_Directions for this task_: Produce the same data once more, line for line.

_Records drawn from a dataset_:
►

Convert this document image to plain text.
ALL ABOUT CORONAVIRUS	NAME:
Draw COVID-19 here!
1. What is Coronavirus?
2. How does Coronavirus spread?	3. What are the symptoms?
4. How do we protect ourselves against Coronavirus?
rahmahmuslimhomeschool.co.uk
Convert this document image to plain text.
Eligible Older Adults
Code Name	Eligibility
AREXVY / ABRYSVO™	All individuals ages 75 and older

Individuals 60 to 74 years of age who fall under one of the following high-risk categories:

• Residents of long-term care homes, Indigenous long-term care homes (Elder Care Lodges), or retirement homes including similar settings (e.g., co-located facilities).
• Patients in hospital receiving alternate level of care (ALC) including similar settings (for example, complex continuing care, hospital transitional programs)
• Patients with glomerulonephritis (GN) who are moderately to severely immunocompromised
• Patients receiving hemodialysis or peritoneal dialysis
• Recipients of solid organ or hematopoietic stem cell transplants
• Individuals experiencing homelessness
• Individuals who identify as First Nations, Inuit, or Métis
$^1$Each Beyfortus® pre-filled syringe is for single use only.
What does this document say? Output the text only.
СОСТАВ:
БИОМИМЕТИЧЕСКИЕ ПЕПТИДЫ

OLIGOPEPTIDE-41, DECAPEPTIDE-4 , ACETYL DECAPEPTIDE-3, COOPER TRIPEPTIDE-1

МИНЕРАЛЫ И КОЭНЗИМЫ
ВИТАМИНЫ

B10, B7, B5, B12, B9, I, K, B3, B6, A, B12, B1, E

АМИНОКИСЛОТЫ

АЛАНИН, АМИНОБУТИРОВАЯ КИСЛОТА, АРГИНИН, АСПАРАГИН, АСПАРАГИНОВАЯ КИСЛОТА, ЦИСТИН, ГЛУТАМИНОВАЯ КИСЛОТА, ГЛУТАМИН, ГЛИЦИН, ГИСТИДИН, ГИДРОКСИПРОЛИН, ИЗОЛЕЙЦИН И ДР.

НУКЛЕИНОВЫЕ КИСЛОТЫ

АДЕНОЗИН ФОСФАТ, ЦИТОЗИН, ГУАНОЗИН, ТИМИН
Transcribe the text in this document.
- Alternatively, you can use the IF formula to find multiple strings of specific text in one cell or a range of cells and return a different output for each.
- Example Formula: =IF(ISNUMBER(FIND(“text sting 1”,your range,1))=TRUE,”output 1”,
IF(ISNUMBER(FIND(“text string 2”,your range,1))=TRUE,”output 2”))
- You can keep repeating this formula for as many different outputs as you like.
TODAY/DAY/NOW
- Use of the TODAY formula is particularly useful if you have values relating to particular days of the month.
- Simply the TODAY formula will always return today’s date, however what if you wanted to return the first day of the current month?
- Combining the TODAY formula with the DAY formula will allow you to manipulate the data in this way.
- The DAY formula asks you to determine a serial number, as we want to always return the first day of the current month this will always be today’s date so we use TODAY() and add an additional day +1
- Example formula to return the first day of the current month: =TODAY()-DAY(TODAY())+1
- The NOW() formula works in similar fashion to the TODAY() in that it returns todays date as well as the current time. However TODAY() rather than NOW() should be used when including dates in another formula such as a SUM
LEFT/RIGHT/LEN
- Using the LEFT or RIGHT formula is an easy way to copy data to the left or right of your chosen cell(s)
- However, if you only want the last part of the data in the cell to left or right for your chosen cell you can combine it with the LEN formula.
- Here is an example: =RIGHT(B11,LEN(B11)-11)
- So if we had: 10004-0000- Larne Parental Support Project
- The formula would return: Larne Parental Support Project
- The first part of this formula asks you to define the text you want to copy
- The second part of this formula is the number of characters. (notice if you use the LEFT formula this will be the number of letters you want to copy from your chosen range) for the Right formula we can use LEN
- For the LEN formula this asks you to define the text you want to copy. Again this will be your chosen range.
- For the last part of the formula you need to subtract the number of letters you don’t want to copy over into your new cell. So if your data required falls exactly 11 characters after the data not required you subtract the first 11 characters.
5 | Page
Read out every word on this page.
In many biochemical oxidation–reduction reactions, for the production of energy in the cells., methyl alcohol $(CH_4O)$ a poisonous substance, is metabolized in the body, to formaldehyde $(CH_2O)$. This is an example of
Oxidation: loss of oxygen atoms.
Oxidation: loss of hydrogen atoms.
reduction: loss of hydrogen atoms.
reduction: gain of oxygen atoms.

◄

_Reply to the task_:
Convert this document image to plain text.
ALL ABOUT CORONAVIRUS	NAME:
Draw COVID-19 here!
1. What is Coronavirus?
2. How does Coronavirus spread?	3. What are the symptoms?
4. How do we protect ourselves against Coronavirus?
rahmahmuslimhomeschool.co.uk
Convert this document image to plain text.
Eligible Older Adults
Code Name	Eligibility
AREXVY / ABRYSVO™	All individuals ages 75 and older

Individuals 60 to 74 years of age who fall under one of the following high-risk categories:

• Residents of long-term care homes, Indigenous long-term care homes (Elder Care Lodges), or retirement homes including similar settings (e.g., co-located facilities).
• Patients in hospital receiving alternate level of care (ALC) including similar settings (for example, complex continuing care, hospital transitional programs)
• Patients with glomerulonephritis (GN) who are moderately to severely immunocompromised
• Patients receiving hemodialysis or peritoneal dialysis
• Recipients of solid organ or hematopoietic stem cell transplants
• Individuals experiencing homelessness
• Individuals who identify as First Nations, Inuit, or Métis
$^1$Each Beyfortus® pre-filled syringe is for single use only.
What does this document say? Output the text only.
СОСТАВ:
БИОМИМЕТИЧЕСКИЕ ПЕПТИДЫ

OLIGOPEPTIDE-41, DECAPEPTIDE-4 , ACETYL DECAPEPTIDE-3, COOPER TRIPEPTIDE-1

МИНЕРАЛЫ И КОЭНЗИМЫ
ВИТАМИНЫ

B10, B7, B5, B12, B9, I, K, B3, B6, A, B12, B1, E

АМИНОКИСЛОТЫ

АЛАНИН, АМИНОБУТИРОВАЯ КИСЛОТА, АРГИНИН, АСПАРАГИН, АСПАРАГИНОВАЯ КИСЛОТА, ЦИСТИН, ГЛУТАМИНОВАЯ КИСЛОТА, ГЛУТАМИН, ГЛИЦИН, ГИСТИДИН, ГИДРОКСИПРОЛИН, ИЗОЛЕЙЦИН И ДР.

НУКЛЕИНОВЫЕ КИСЛОТЫ

АДЕНОЗИН ФОСФАТ, ЦИТОЗИН, ГУАНОЗИН, ТИМИН
Transcribe the text in this document.
- Alternatively, you can use the IF formula to find multiple strings of specific text in one cell or a range of cells and return a different output for each.
- Example Formula: =IF(ISNUMBER(FIND(“text sting 1”,your range,1))=TRUE,”output 1”,
IF(ISNUMBER(FIND(“text string 2”,your range,1))=TRUE,”output 2”))
- You can keep repeating this formula for as many different outputs as you like.
TODAY/DAY/NOW
- Use of the TODAY formula is particularly useful if you have values relating to particular days of the month.
- Simply the TODAY formula will always return today’s date, however what if you wanted to return the first day of the current month?
- Combining the TODAY formula with the DAY formula will allow you to manipulate the data in this way.
- The DAY formula asks you to determine a serial number, as we want to always return the first day of the current month this will always be today’s date so we use TODAY() and add an additional day +1
- Example formula to return the first day of the current month: =TODAY()-DAY(TODAY())+1
- The NOW() formula works in similar fashion to the TODAY() in that it returns todays date as well as the current time. However TODAY() rather than NOW() should be used when including dates in another formula such as a SUM
LEFT/RIGHT/LEN
- Using the LEFT or RIGHT formula is an easy way to copy data to the left or right of your chosen cell(s)
- However, if you only want the last part of the data in the cell to left or right for your chosen cell you can combine it with the LEN formula.
- Here is an example: =RIGHT(B11,LEN(B11)-11)
- So if we had: 10004-0000- Larne Parental Support Project
- The formula would return: Larne Parental Support Project
- The first part of this formula asks you to define the text you want to copy
- The second part of this formula is the number of characters. (notice if you use the LEFT formula this will be the number of letters you want to copy from your chosen range) for the Right formula we can use LEN
- For the LEN formula this asks you to define the text you want to copy. Again this will be your chosen range.
- For the last part of the formula you need to subtract the number of letters you don’t want to copy over into your new cell. So if your data required falls exactly 11 characters after the data not required you subtract the first 11 characters.
5 | Page
Read out every word on this page.
In many biochemical oxidation–reduction reactions, for the production of energy in the cells., methyl alcohol $(CH_4O)$ a poisonous substance, is metabolized in the body, to formaldehyde $(CH_2O)$. This is an example of
Oxidation: loss of oxygen atoms.
Oxidation: loss of hydrogen atoms.
reduction: loss of hydrogen atoms.
reduction: gain of oxygen atoms.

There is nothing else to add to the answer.